> **Task directions**:
From the entries provided below, copy each line that contains the word "none".

[Figure data in JSON]

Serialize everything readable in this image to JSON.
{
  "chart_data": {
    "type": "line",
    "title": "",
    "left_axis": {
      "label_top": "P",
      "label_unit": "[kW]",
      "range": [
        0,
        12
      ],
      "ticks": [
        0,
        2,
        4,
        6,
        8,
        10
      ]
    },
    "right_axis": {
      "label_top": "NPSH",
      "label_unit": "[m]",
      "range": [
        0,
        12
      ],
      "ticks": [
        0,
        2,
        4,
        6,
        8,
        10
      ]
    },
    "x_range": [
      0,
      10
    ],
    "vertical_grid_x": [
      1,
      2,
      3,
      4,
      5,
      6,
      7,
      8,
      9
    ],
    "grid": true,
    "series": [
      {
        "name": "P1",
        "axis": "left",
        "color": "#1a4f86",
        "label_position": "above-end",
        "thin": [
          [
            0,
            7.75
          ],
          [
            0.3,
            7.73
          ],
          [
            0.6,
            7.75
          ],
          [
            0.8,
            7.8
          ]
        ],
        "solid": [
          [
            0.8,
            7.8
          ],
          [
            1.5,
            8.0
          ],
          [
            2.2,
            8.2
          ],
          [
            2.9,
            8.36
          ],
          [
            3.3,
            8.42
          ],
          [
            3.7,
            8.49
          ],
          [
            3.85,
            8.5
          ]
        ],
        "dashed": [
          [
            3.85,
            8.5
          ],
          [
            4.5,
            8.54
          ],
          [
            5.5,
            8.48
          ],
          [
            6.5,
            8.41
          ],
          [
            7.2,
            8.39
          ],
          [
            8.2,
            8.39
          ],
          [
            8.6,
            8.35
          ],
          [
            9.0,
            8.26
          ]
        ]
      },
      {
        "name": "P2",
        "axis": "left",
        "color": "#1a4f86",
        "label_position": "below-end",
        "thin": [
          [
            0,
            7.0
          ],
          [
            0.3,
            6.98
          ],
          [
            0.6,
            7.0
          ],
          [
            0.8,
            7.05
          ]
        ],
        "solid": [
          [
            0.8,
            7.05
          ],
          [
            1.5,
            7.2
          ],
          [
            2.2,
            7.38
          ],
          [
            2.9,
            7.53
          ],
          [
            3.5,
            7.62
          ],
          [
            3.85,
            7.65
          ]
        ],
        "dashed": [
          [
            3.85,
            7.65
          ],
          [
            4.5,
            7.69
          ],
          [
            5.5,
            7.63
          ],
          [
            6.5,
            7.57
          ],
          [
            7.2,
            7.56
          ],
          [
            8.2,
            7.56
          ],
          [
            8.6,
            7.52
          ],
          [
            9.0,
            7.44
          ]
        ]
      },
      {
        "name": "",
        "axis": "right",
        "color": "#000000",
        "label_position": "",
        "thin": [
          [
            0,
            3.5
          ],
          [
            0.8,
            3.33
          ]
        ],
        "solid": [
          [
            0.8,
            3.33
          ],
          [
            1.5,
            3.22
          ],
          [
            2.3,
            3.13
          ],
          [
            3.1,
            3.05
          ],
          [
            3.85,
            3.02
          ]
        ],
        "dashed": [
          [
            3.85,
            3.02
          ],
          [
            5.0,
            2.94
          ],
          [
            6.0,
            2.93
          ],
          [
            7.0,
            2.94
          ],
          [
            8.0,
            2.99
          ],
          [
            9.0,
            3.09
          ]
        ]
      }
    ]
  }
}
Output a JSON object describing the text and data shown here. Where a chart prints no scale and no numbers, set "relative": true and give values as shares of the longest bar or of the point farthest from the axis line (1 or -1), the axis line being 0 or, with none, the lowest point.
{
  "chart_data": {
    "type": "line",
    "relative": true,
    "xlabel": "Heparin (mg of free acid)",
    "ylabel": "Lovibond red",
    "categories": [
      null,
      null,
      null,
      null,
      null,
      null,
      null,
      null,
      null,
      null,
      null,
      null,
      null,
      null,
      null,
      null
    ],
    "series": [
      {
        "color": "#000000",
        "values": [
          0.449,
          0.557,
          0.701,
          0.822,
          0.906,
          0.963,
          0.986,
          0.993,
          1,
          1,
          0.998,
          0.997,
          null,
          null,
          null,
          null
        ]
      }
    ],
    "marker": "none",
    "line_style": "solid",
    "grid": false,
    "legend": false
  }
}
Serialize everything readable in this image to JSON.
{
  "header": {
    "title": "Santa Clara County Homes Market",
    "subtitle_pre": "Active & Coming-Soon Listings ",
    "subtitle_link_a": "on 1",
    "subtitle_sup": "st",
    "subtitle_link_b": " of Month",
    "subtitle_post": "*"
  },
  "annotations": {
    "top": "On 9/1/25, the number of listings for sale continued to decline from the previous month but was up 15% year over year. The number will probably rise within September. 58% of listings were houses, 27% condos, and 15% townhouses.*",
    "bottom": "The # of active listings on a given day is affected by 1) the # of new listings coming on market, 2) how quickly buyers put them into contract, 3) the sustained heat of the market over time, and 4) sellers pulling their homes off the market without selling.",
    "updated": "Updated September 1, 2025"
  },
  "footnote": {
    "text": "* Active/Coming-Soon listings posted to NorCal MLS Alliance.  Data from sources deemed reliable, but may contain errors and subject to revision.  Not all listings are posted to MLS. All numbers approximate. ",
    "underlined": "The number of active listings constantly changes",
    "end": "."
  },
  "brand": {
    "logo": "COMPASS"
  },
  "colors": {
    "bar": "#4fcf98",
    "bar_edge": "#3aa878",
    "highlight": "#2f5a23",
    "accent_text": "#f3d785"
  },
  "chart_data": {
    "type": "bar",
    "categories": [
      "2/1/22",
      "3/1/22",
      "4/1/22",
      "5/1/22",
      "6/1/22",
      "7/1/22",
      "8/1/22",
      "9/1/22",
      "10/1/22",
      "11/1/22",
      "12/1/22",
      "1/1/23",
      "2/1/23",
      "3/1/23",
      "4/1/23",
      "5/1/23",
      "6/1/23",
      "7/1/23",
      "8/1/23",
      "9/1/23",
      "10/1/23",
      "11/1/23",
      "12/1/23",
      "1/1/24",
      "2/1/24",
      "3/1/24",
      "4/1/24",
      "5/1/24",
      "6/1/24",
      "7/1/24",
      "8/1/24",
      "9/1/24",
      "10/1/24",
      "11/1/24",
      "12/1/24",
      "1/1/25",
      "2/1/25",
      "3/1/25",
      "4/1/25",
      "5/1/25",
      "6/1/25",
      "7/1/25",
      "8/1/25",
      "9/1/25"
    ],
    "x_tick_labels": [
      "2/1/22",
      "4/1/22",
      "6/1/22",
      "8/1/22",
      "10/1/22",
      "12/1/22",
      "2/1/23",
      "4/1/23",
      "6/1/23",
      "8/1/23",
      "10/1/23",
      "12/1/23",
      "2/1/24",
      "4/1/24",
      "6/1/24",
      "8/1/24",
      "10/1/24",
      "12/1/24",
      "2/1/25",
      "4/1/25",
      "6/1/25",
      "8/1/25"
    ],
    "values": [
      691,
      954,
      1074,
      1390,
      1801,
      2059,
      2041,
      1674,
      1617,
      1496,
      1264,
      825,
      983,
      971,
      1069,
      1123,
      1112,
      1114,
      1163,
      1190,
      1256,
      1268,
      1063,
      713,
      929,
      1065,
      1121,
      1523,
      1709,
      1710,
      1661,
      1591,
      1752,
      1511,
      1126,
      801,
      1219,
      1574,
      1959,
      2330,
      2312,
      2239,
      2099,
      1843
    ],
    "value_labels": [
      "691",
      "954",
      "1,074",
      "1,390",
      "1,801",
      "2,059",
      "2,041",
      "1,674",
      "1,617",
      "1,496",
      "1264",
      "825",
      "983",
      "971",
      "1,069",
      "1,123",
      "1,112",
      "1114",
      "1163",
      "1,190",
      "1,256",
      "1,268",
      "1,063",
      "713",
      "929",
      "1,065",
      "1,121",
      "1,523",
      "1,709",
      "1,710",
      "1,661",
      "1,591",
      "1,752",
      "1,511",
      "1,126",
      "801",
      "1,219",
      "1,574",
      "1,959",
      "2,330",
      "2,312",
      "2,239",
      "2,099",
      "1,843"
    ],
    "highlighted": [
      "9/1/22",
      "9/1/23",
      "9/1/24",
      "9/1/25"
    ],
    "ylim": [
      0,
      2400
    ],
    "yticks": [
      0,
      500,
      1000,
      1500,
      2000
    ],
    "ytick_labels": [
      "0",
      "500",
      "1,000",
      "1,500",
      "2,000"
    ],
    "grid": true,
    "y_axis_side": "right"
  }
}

> **The result**:
Output a JSON object describing the text and data shown here. Where a chart prints no scale and no numbers, set "relative": true and give values as shares of the longest bar or of the point farthest from the axis line (1 or -1), the axis line being 0 or, with none, the lowest point.
    "marker": "none",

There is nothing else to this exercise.